## Task brief
The listing below should be printed exactly, every line of it. Skip the pictures.

►

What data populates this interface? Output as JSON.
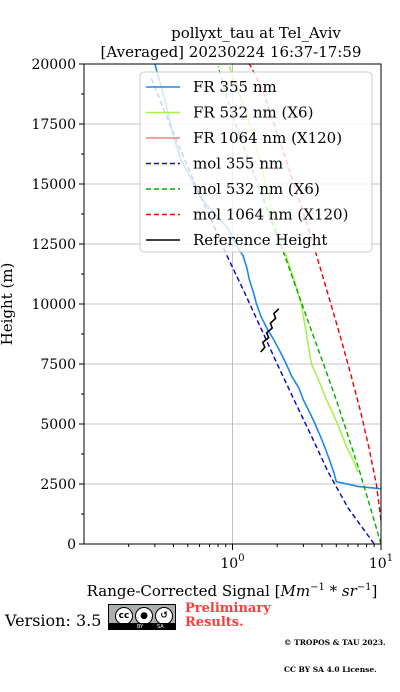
{
  "chart_data": {
    "type": "line",
    "title": "pollyxt_tau at Tel_Aviv",
    "subtitle": "[Averaged] 20230224 16:37-17:59",
    "xlabel": "Range-Corrected Signal [",
    "xlabel_math": "Mm",
    "xlabel_sup": "−1",
    "xlabel_mid": " * sr",
    "xlabel_sup2": "−1",
    "xlabel_end": "]",
    "ylabel": "Height (m)",
    "xscale": "log",
    "xlim": [
      0.1,
      10
    ],
    "ylim": [
      0,
      20000
    ],
    "grid": true,
    "legend_position": "upper right",
    "x_major_ticks": [
      {
        "value": 1,
        "base": "10",
        "exp": "0"
      },
      {
        "value": 10,
        "base": "10",
        "exp": "1"
      }
    ],
    "y_ticks": [
      0,
      2500,
      5000,
      7500,
      10000,
      12500,
      15000,
      17500,
      20000
    ],
    "series": [
      {
        "name": "FR 355 nm",
        "color": "#1e88e5",
        "style": "solid",
        "x": [
          10.0,
          7.0,
          5.0,
          4.8,
          4.5,
          4.2,
          3.9,
          3.6,
          3.3,
          3.0,
          2.8,
          2.5,
          2.3,
          2.1,
          1.9,
          1.7,
          1.55,
          1.45,
          1.38,
          1.3,
          1.25,
          1.18,
          1.05,
          1.0,
          0.92,
          0.8,
          0.7,
          0.6,
          0.55,
          0.45,
          0.4,
          0.35,
          0.3
        ],
        "y": [
          2300,
          2400,
          2600,
          3000,
          3500,
          4000,
          4500,
          5000,
          5500,
          6000,
          6500,
          7000,
          7500,
          8000,
          8500,
          9000,
          9500,
          10000,
          10500,
          11000,
          11500,
          12000,
          12500,
          12800,
          13200,
          13600,
          14000,
          14500,
          15000,
          16000,
          17000,
          18500,
          20000
        ]
      },
      {
        "name": "FR 532 nm (X6)",
        "color": "#a8f050",
        "style": "solid",
        "x": [
          7.0,
          6.5,
          5.9,
          5.5,
          5.1,
          4.7,
          4.3,
          4.0,
          3.7,
          3.4,
          3.2,
          3.1,
          2.9,
          2.6,
          2.3,
          2.1,
          1.9,
          1.75,
          1.6,
          1.45,
          1.3,
          1.15,
          0.95
        ],
        "y": [
          3000,
          3500,
          4000,
          4500,
          5000,
          5500,
          6000,
          6500,
          7000,
          7500,
          8500,
          9000,
          10000,
          11000,
          12000,
          12500,
          13500,
          14500,
          15500,
          16500,
          17500,
          18500,
          19900
        ]
      },
      {
        "name": "FR 1064 nm (X120)",
        "color": "#f08080",
        "style": "solid",
        "x": [],
        "y": []
      },
      {
        "name": "mol 355 nm",
        "color": "#0000cc",
        "style": "dashed",
        "x": [
          9.0,
          6.0,
          4.4,
          3.4,
          2.6,
          2.0,
          1.55,
          1.2,
          0.92,
          0.72,
          0.56,
          0.44,
          0.35,
          0.28
        ],
        "y": [
          0,
          1500,
          3000,
          4500,
          6000,
          7500,
          9000,
          10500,
          12000,
          13500,
          15000,
          16500,
          18000,
          19500
        ]
      },
      {
        "name": "mol 532 nm (X6)",
        "color": "#00aa00",
        "style": "dashed",
        "x": [
          10.0,
          8.5,
          7.2,
          6.0,
          5.0,
          4.1,
          3.35,
          2.75,
          2.25,
          1.82,
          1.48,
          1.2,
          0.98,
          0.8
        ],
        "y": [
          0,
          1500,
          3000,
          4500,
          6000,
          7500,
          9000,
          10500,
          12000,
          13500,
          15000,
          16500,
          18000,
          19900
        ]
      },
      {
        "name": "mol 1064 nm (X120)",
        "color": "#ee0000",
        "style": "dashed",
        "x": [
          10.0,
          9.3,
          8.3,
          7.3,
          6.3,
          5.4,
          4.6,
          3.9,
          3.3,
          2.75,
          2.3,
          1.9,
          1.58,
          1.3
        ],
        "y": [
          1000,
          2500,
          4000,
          5500,
          7000,
          8500,
          10000,
          11500,
          13000,
          14500,
          16000,
          17500,
          19000,
          20000
        ]
      },
      {
        "name": "Reference Height",
        "color": "#000000",
        "style": "solid",
        "x": [
          1.55,
          1.65,
          1.6,
          1.75,
          1.7,
          1.85,
          1.8,
          1.95,
          1.9,
          2.05
        ],
        "y": [
          8000,
          8200,
          8400,
          8600,
          8800,
          9000,
          9200,
          9400,
          9600,
          9800
        ]
      }
    ]
  },
  "footer": {
    "version": "Version: 3.5",
    "badge_cc": "cc",
    "badge_by": "BY",
    "badge_sa": "SA",
    "preliminary_line1": "Preliminary",
    "preliminary_line2": "Results.",
    "copyright_line1": "© TROPOS & TAU 2023.",
    "copyright_line2": "CC BY SA 4.0 License."
  }
}
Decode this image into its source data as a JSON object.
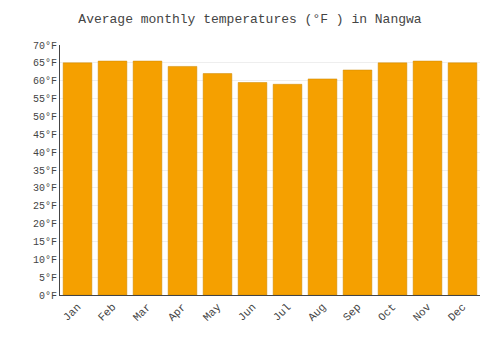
{
  "chart_data": {
    "type": "bar",
    "title": "Average monthly temperatures (°F ) in Nangwa",
    "categories": [
      "Jan",
      "Feb",
      "Mar",
      "Apr",
      "May",
      "Jun",
      "Jul",
      "Aug",
      "Sep",
      "Oct",
      "Nov",
      "Dec"
    ],
    "values": [
      65.0,
      65.5,
      65.5,
      64.0,
      62.0,
      59.5,
      59.0,
      60.5,
      63.0,
      65.0,
      65.5,
      65.0
    ],
    "color": "#F5A000",
    "ylim": [
      0,
      70
    ],
    "yticks": [
      {
        "value": 0,
        "label": "0°F"
      },
      {
        "value": 5,
        "label": "5°F"
      },
      {
        "value": 10,
        "label": "10°F"
      },
      {
        "value": 15,
        "label": "15°F"
      },
      {
        "value": 20,
        "label": "20°F"
      },
      {
        "value": 25,
        "label": "25°F"
      },
      {
        "value": 30,
        "label": "30°F"
      },
      {
        "value": 35,
        "label": "35°F"
      },
      {
        "value": 40,
        "label": "40°F"
      },
      {
        "value": 45,
        "label": "45°F"
      },
      {
        "value": 50,
        "label": "50°F"
      },
      {
        "value": 55,
        "label": "55°F"
      },
      {
        "value": 60,
        "label": "60°F"
      },
      {
        "value": 65,
        "label": "65°F"
      },
      {
        "value": 70,
        "label": "70°F"
      }
    ],
    "grid": true
  }
}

◄

## Expected answer
What data populates this interface? Output as JSON.
{
  "chart_data": {
    "type": "line",
    "title": "pollyxt_tau at Tel_Aviv",
    "subtitle": "[Averaged] 20230224 16:37-17:59",
    "xlabel": "Range-Corrected Signal [",
    "xlabel_math": "Mm",
    "xlabel_sup": "−1",
    "xlabel_mid": " * sr",
    "xlabel_sup2": "−1",
    "xlabel_end": "]",
    "ylabel": "Height (m)",
    "xscale": "log",
    "xlim": [
      0.1,
      10
    ],
    "ylim": [
      0,
      20000
    ],
    "grid": true,
    "legend_position": "upper right",
    "x_major_ticks": [
      {
        "value": 1,
        "base": "10",
        "exp": "0"
      },
      {
        "value": 10,
        "base": "10",
        "exp": "1"
      }
    ],
    "y_ticks": [
      0,
      2500,
      5000,
      7500,
      10000,
      12500,
      15000,
      17500,
      20000
    ],
    "series": [
      {
        "name": "FR 355 nm",
        "color": "#1e88e5",
        "style": "solid",
        "x": [
          10.0,
          7.0,
          5.0,
          4.8,
          4.5,
          4.2,
          3.9,
          3.6,
          3.3,
          3.0,
          2.8,
          2.5,
          2.3,
          2.1,
          1.9,
          1.7,
          1.55,
          1.45,
          1.38,
          1.3,
          1.25,
          1.18,
          1.05,
          1.0,
          0.92,
          0.8,
          0.7,
          0.6,
          0.55,
          0.45,
          0.4,
          0.35,
          0.3
        ],
        "y": [
          2300,
          2400,
          2600,
          3000,
          3500,
          4000,
          4500,
          5000,
          5500,
          6000,
          6500,
          7000,
          7500,
          8000,
          8500,
          9000,
          9500,
          10000,
          10500,
          11000,
          11500,
          12000,
          12500,
          12800,
          13200,
          13600,
          14000,
          14500,
          15000,
          16000,
          17000,
          18500,
          20000
        ]
      },
      {
        "name": "FR 532 nm (X6)",
        "color": "#a8f050",
        "style": "solid",
        "x": [
          7.0,
          6.5,
          5.9,
          5.5,
          5.1,
          4.7,
          4.3,
          4.0,
          3.7,
          3.4,
          3.2,
          3.1,
          2.9,
          2.6,
          2.3,
          2.1,
          1.9,
          1.75,
          1.6,
          1.45,
          1.3,
          1.15,
          0.95
        ],
        "y": [
          3000,
          3500,
          4000,
          4500,
          5000,
          5500,
          6000,
          6500,
          7000,
          7500,
          8500,
          9000,
          10000,
          11000,
          12000,
          12500,
          13500,
          14500,
          15500,
          16500,
          17500,
          18500,
          19900
        ]
      },
      {
        "name": "FR 1064 nm (X120)",
        "color": "#f08080",
        "style": "solid",
        "x": [],
        "y": []
      },
      {
        "name": "mol 355 nm",
        "color": "#0000cc",
        "style": "dashed",
        "x": [
          9.0,
          6.0,
          4.4,
          3.4,
          2.6,
          2.0,
          1.55,
          1.2,
          0.92,
          0.72,
          0.56,
          0.44,
          0.35,
          0.28
        ],
        "y": [
          0,
          1500,
          3000,
          4500,
          6000,
          7500,
          9000,
          10500,
          12000,
          13500,
          15000,
          16500,
          18000,
          19500
        ]
      },
      {
        "name": "mol 532 nm (X6)",
        "color": "#00aa00",
        "style": "dashed",
        "x": [
          10.0,
          8.5,
          7.2,
          6.0,
          5.0,
          4.1,
          3.35,
          2.75,
          2.25,
          1.82,
          1.48,
          1.2,
          0.98,
          0.8
        ],
        "y": [
          0,
          1500,
          3000,
          4500,
          6000,
          7500,
          9000,
          10500,
          12000,
          13500,
          15000,
          16500,
          18000,
          19900
        ]
      },
      {
        "name": "mol 1064 nm (X120)",
        "color": "#ee0000",
        "style": "dashed",
        "x": [
          10.0,
          9.3,
          8.3,
          7.3,
          6.3,
          5.4,
          4.6,
          3.9,
          3.3,
          2.75,
          2.3,
          1.9,
          1.58,
          1.3
        ],
        "y": [
          1000,
          2500,
          4000,
          5500,
          7000,
          8500,
          10000,
          11500,
          13000,
          14500,
          16000,
          17500,
          19000,
          20000
        ]
      },
      {
        "name": "Reference Height",
        "color": "#000000",
        "style": "solid",
        "x": [
          1.55,
          1.65,
          1.6,
          1.75,
          1.7,
          1.85,
          1.8,
          1.95,
          1.9,
          2.05
        ],
        "y": [
          8000,
          8200,
          8400,
          8600,
          8800,
          9000,
          9200,
          9400,
          9600,
          9800
        ]
      }
    ]
  },
  "footer": {
    "version": "Version: 3.5",
    "badge_cc": "cc",
    "badge_by": "BY",
    "badge_sa": "SA",
    "preliminary_line1": "Preliminary",
    "preliminary_line2": "Results.",
    "copyright_line1": "© TROPOS & TAU 2023.",
    "copyright_line2": "CC BY SA 4.0 License."
  }
}
Decode this image into its source data as a JSON object.
{
  "chart_data": {
    "type": "bar",
    "title": "Average monthly temperatures (°F ) in Nangwa",
    "categories": [
      "Jan",
      "Feb",
      "Mar",
      "Apr",
      "May",
      "Jun",
      "Jul",
      "Aug",
      "Sep",
      "Oct",
      "Nov",
      "Dec"
    ],
    "values": [
      65.0,
      65.5,
      65.5,
      64.0,
      62.0,
      59.5,
      59.0,
      60.5,
      63.0,
      65.0,
      65.5,
      65.0
    ],
    "color": "#F5A000",
    "ylim": [
      0,
      70
    ],
    "yticks": [
      {
        "value": 0,
        "label": "0°F"
      },
      {
        "value": 5,
        "label": "5°F"
      },
      {
        "value": 10,
        "label": "10°F"
      },
      {
        "value": 15,
        "label": "15°F"
      },
      {
        "value": 20,
        "label": "20°F"
      },
      {
        "value": 25,
        "label": "25°F"
      },
      {
        "value": 30,
        "label": "30°F"
      },
      {
        "value": 35,
        "label": "35°F"
      },
      {
        "value": 40,
        "label": "40°F"
      },
      {
        "value": 45,
        "label": "45°F"
      },
      {
        "value": 50,
        "label": "50°F"
      },
      {
        "value": 55,
        "label": "55°F"
      },
      {
        "value": 60,
        "label": "60°F"
      },
      {
        "value": 65,
        "label": "65°F"
      },
      {
        "value": 70,
        "label": "70°F"
      }
    ],
    "grid": true
  }
}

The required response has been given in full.